[Saved entries]
____
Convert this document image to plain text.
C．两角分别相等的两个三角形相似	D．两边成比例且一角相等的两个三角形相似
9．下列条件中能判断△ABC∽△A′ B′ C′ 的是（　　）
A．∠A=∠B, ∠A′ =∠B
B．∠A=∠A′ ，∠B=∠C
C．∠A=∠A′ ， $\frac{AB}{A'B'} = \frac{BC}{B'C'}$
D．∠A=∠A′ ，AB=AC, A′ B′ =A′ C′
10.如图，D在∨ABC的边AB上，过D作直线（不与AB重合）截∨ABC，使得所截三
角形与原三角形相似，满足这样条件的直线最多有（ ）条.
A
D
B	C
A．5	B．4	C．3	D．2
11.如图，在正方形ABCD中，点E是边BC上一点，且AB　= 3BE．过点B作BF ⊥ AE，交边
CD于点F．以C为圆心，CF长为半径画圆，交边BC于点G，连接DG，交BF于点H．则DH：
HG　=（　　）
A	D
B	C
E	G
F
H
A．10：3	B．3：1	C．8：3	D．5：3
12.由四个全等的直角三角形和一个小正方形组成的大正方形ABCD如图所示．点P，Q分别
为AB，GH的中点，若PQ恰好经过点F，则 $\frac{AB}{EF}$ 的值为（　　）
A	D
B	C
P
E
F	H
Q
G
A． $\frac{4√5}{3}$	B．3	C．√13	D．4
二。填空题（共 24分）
____
Repeat the material from above exactly, word for word.

Convert this document image to plain text.
C．两角分别相等的两个三角形相似	D．两边成比例且一角相等的两个三角形相似
9．下列条件中能判断△ABC∽△A′ B′ C′ 的是（　　）
A．∠A=∠B, ∠A′ =∠B
B．∠A=∠A′ ，∠B=∠C
C．∠A=∠A′ ， $\frac{AB}{A'B'} = \frac{BC}{B'C'}$
D．∠A=∠A′ ，AB=AC, A′ B′ =A′ C′
10.如图，D在∨ABC的边AB上，过D作直线（不与AB重合）截∨ABC，使得所截三
角形与原三角形相似，满足这样条件的直线最多有（ ）条.
A
D
B	C
A．5	B．4	C．3	D．2
11.如图，在正方形ABCD中，点E是边BC上一点，且AB　= 3BE．过点B作BF ⊥ AE，交边
CD于点F．以C为圆心，CF长为半径画圆，交边BC于点G，连接DG，交BF于点H．则DH：
HG　=（　　）
A	D
B	C
E	G
F
H
A．10：3	B．3：1	C．8：3	D．5：3
12.由四个全等的直角三角形和一个小正方形组成的大正方形ABCD如图所示．点P，Q分别
为AB，GH的中点，若PQ恰好经过点F，则 $\frac{AB}{EF}$ 的值为（　　）
A	D
B	C
P
E
F	H
Q
G
A． $\frac{4√5}{3}$	B．3	C．√13	D．4
二。填空题（共 24分）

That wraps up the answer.